* What you need to do *
The answer should be a single number: how many lines of the entries below hold the word "background".

* Data in this exercise *
## begin

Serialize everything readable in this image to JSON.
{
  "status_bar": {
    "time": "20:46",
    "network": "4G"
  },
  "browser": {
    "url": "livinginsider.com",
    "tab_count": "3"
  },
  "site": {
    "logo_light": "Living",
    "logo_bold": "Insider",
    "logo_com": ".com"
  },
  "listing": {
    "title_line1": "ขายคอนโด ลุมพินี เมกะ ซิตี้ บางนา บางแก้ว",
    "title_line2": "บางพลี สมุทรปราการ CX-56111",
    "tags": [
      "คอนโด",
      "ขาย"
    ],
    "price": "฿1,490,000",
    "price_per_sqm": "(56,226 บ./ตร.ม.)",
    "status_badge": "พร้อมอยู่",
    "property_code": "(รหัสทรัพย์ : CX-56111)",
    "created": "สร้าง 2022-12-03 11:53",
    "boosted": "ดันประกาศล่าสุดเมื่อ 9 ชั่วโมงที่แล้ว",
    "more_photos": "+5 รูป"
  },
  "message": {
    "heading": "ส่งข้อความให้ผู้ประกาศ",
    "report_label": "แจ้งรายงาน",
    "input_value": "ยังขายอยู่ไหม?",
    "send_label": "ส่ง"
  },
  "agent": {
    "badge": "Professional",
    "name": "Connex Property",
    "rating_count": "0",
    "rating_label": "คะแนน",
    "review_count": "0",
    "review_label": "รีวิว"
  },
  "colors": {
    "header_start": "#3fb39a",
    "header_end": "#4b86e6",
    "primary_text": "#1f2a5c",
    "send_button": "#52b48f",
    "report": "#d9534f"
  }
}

## end
## begin

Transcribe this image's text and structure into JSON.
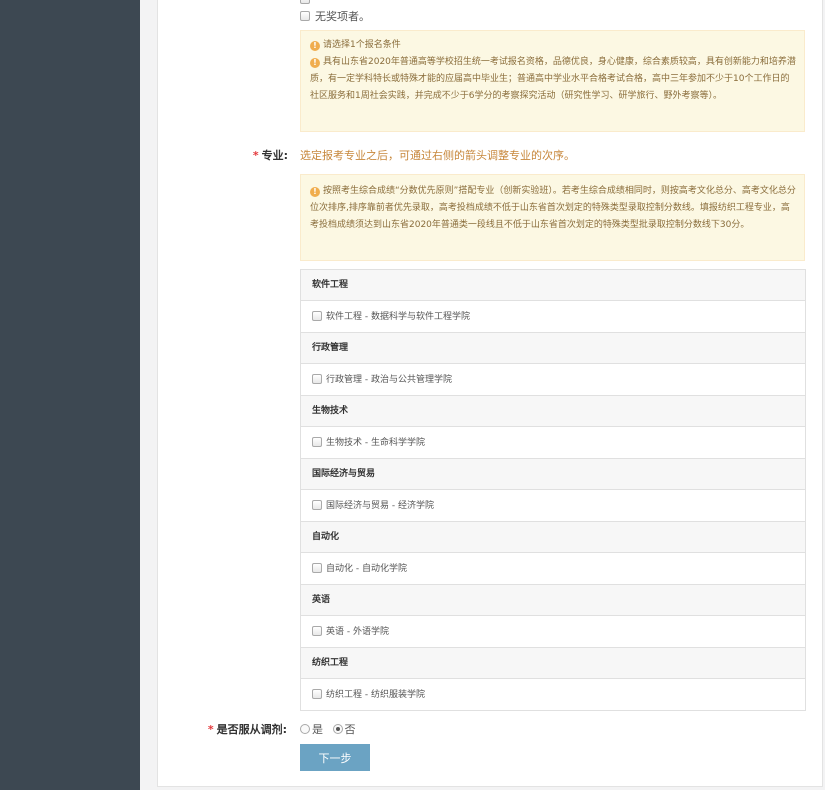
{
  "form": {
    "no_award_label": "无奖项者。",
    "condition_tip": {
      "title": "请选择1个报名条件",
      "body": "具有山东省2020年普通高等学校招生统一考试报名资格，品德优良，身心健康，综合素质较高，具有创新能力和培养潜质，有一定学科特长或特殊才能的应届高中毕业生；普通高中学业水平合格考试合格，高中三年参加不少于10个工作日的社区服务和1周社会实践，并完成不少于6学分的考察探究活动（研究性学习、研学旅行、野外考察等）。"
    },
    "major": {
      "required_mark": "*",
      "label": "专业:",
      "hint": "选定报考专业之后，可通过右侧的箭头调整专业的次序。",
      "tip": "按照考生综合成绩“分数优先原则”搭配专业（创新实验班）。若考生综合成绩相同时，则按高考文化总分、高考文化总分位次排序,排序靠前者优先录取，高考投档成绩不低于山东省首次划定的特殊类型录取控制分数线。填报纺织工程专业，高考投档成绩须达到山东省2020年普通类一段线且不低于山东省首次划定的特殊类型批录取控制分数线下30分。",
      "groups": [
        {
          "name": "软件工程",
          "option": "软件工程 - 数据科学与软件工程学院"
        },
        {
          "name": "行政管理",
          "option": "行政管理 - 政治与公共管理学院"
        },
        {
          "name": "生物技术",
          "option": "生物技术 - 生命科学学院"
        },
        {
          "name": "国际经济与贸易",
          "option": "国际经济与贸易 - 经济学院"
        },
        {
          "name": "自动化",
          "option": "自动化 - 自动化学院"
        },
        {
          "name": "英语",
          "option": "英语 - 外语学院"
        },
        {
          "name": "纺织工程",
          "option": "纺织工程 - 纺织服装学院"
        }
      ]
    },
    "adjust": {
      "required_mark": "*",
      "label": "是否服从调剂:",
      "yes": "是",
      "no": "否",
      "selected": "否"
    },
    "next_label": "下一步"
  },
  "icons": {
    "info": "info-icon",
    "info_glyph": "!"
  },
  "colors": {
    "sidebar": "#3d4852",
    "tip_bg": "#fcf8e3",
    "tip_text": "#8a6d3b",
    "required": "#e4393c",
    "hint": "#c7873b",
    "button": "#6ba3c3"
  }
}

## end
## begin

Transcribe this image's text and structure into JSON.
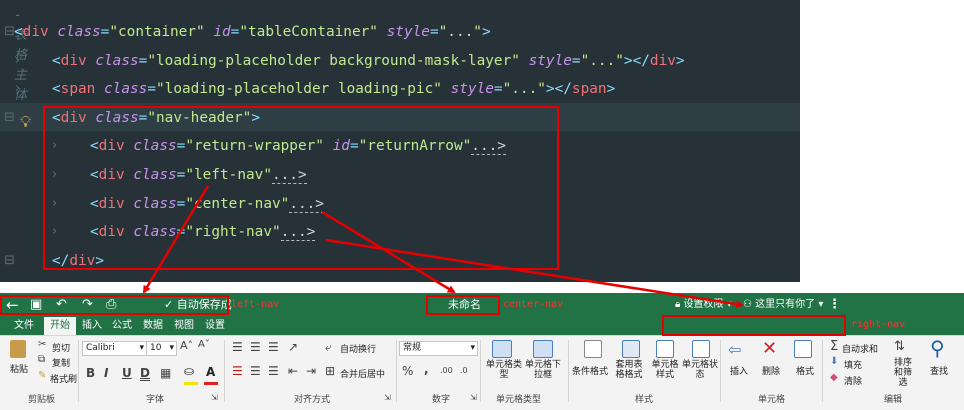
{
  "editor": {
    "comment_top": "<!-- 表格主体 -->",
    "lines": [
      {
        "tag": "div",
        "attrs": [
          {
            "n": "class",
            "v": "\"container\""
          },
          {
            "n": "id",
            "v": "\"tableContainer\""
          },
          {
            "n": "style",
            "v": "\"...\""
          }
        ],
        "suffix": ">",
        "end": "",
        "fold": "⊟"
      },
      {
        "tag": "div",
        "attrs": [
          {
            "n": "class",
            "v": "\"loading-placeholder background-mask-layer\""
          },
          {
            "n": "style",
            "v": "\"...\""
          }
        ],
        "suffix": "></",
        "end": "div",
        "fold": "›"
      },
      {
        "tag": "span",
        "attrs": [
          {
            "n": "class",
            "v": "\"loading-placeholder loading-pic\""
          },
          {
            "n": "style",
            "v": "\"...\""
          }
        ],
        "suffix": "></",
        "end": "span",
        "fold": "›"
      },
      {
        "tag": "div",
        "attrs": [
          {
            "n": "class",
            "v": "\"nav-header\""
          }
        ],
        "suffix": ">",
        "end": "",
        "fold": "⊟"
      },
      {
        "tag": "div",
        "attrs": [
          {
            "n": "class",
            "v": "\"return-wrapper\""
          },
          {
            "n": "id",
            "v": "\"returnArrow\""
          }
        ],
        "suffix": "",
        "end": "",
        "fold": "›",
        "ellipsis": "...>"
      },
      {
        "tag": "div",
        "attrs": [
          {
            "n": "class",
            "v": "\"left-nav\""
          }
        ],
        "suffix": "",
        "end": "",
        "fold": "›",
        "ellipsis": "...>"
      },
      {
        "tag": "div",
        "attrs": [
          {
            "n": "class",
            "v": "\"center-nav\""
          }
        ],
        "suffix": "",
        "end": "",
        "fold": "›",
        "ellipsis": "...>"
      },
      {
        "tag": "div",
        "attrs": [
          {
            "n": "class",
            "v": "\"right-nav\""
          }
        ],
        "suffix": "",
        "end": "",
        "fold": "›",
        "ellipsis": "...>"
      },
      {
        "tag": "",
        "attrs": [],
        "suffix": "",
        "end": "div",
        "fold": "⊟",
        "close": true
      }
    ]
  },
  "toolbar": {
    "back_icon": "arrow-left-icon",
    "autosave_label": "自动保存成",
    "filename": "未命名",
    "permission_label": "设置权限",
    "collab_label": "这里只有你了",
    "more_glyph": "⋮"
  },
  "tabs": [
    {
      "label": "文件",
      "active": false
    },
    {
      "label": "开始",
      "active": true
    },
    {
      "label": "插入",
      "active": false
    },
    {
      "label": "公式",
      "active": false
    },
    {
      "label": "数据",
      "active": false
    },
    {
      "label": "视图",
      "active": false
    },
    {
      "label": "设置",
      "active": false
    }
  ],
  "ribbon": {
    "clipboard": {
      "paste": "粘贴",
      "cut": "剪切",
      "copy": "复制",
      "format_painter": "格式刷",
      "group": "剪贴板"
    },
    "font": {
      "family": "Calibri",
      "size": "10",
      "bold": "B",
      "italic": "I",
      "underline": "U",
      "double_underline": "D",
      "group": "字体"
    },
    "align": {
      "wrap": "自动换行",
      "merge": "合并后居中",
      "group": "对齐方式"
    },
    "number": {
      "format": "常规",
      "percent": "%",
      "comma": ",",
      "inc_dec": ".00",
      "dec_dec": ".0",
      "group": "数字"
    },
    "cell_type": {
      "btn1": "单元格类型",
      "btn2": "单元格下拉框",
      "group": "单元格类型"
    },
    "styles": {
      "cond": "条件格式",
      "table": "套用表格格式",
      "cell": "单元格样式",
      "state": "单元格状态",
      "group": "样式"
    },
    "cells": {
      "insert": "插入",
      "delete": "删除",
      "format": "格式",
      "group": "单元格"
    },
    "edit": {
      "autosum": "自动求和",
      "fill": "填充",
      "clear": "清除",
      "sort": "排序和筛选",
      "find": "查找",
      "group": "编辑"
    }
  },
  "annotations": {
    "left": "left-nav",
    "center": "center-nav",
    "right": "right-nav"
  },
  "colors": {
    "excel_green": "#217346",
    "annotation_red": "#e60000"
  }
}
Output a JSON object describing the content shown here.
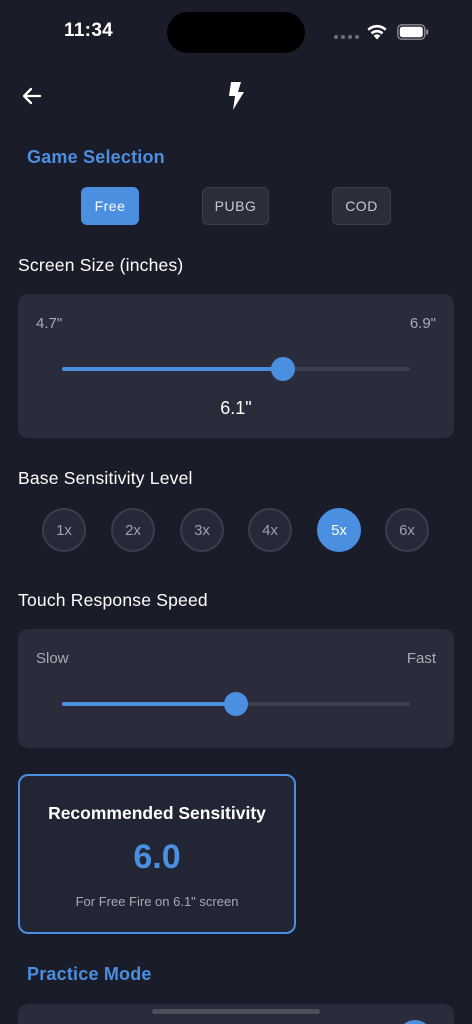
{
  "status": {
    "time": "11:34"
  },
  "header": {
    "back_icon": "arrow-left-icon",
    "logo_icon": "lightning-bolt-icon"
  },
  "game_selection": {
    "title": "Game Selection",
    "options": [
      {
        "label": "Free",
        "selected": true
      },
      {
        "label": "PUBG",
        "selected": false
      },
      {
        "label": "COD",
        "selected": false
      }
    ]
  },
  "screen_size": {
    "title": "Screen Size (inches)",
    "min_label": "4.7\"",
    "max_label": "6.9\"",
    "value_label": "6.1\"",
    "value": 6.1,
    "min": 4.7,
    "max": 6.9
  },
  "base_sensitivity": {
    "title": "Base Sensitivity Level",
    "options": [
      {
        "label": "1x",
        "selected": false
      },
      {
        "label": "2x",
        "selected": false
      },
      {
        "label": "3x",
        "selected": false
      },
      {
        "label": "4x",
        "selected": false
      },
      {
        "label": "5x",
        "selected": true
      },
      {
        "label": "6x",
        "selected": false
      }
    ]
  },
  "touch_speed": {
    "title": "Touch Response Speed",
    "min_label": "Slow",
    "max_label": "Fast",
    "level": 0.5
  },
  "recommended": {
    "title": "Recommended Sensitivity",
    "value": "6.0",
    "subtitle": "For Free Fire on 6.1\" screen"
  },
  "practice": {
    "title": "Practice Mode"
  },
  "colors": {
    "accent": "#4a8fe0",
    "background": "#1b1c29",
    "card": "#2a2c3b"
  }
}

## end

* Solution *
2